*Given problem:* Show each line from the listing that includes the word "note".

_ _ _ _ _

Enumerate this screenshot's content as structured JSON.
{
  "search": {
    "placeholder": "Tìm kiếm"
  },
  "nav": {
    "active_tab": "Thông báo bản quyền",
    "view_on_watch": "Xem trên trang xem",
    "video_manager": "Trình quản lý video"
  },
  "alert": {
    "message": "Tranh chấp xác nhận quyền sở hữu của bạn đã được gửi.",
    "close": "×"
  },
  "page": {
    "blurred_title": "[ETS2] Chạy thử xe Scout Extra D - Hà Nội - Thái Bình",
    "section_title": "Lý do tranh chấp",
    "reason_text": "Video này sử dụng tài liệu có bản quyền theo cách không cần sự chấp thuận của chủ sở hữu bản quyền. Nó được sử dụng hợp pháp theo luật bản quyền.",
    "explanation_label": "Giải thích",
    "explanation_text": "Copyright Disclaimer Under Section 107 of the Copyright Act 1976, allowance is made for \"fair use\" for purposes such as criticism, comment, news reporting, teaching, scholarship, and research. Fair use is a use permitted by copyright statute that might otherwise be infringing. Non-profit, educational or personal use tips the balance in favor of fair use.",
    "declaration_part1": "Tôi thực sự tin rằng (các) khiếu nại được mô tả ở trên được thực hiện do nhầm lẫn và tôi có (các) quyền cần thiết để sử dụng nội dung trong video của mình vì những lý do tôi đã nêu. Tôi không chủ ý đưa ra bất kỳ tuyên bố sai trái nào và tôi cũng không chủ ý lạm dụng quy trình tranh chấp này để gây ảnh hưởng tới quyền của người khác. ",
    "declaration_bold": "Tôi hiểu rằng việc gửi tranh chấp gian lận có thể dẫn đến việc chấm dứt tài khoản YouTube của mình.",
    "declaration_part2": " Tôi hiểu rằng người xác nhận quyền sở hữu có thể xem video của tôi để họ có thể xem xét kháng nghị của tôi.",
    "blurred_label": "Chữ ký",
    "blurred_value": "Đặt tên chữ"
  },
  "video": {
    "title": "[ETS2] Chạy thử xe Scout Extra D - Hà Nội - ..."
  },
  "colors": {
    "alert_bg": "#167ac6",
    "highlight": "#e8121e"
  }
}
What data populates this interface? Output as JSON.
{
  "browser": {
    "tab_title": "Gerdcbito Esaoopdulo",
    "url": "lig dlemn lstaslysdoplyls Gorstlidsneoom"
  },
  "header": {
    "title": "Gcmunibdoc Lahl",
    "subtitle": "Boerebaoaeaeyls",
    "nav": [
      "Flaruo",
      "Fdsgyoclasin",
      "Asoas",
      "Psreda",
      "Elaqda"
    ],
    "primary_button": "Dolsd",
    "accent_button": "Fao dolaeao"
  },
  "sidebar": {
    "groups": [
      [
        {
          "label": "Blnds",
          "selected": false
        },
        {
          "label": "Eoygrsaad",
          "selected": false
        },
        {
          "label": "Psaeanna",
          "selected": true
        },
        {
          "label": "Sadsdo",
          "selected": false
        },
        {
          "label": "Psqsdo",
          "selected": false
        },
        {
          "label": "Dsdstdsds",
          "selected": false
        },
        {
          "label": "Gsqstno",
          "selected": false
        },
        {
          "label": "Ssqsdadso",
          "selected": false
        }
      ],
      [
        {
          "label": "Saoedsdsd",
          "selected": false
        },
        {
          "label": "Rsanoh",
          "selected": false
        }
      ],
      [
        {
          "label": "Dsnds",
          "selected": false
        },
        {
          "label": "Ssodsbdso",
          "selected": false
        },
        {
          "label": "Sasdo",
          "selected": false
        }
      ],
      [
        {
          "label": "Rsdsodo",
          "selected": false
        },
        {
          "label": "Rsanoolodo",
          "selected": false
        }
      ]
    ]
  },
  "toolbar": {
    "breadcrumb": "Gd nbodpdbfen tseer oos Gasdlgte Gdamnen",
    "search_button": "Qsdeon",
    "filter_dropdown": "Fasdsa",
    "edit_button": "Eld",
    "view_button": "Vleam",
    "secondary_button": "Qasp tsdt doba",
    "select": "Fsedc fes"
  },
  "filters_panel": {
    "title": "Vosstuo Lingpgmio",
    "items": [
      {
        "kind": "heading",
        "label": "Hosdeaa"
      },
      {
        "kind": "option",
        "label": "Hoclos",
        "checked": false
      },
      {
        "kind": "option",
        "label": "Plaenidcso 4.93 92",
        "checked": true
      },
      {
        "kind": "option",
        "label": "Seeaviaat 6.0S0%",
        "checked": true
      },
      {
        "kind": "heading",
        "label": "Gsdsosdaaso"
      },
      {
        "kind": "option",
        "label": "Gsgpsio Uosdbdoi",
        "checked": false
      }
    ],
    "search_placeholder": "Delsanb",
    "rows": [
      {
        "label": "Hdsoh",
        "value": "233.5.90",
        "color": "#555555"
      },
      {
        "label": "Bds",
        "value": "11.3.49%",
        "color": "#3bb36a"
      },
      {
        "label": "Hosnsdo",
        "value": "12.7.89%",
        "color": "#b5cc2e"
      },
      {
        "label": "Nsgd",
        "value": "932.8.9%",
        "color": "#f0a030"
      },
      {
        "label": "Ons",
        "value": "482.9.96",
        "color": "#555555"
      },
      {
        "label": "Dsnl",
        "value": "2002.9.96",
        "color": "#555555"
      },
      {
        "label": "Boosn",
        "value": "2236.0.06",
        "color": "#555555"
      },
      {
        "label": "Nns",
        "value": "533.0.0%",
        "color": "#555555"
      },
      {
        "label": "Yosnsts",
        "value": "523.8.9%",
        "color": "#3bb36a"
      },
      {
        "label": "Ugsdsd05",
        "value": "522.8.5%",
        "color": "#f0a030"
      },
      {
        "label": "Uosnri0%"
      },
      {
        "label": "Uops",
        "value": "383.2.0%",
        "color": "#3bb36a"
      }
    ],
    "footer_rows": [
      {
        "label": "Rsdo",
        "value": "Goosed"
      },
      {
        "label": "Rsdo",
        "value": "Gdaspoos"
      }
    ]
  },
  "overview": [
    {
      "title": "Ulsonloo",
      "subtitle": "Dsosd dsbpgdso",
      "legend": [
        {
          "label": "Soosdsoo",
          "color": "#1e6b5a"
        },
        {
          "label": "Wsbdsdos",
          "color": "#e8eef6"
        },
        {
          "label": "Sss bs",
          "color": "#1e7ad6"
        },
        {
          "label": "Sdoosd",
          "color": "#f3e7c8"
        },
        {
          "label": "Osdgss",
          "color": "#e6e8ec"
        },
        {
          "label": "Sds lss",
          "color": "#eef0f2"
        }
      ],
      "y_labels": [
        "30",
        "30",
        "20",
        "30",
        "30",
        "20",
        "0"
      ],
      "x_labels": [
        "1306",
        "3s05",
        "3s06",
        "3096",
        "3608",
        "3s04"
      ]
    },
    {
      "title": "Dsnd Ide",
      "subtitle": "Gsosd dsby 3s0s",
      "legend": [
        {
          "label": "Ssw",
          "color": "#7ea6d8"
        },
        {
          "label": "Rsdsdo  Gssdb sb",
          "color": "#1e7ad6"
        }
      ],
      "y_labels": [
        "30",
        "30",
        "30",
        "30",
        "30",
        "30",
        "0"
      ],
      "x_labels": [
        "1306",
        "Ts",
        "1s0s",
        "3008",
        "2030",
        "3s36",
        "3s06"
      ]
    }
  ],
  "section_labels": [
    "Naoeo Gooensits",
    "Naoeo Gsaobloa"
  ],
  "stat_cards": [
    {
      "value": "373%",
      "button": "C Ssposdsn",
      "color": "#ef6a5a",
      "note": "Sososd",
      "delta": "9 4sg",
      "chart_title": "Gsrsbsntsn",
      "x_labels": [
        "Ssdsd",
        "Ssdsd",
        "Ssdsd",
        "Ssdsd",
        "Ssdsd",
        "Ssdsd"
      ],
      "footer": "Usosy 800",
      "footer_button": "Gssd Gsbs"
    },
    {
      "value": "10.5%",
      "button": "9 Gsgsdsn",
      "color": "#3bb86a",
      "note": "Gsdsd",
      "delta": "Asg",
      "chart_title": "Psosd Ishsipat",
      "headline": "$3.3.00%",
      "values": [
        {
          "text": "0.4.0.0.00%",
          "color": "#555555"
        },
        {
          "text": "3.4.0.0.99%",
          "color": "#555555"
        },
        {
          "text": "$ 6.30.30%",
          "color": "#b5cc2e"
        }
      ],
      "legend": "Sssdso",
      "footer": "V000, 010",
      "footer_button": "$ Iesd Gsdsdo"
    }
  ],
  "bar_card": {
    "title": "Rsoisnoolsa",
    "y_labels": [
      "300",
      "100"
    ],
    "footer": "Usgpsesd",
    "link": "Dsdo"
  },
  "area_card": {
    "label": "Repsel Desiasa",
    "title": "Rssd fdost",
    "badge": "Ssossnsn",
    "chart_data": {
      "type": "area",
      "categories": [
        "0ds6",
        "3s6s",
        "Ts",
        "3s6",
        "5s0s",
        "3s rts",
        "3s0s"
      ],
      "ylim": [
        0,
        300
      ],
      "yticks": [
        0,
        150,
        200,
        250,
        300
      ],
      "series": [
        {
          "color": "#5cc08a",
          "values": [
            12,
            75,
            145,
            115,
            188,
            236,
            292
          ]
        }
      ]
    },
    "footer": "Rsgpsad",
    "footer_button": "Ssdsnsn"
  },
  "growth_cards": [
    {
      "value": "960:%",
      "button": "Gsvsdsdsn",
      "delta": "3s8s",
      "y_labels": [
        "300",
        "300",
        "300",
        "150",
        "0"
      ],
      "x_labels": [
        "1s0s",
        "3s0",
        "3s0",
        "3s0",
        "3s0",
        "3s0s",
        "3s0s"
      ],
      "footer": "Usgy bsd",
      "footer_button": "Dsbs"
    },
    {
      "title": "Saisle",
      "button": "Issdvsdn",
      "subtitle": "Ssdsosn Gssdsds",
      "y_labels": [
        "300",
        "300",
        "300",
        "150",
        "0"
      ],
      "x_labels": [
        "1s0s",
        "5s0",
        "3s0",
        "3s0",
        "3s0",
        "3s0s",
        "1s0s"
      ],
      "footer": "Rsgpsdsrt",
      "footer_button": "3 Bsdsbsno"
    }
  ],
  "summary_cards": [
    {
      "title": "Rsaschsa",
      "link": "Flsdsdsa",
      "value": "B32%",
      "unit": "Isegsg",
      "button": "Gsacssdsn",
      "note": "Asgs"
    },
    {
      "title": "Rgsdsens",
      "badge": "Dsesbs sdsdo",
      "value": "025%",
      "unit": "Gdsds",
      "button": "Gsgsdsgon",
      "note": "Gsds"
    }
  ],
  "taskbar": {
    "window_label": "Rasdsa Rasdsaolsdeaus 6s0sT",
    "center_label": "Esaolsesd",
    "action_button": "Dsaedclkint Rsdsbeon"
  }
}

_ _ _ _ _

*Result for this exercise:*
      "note": "Sososd",
      "note": "Gsdsd",
      "note": "Asgs"
      "note": "Gsds"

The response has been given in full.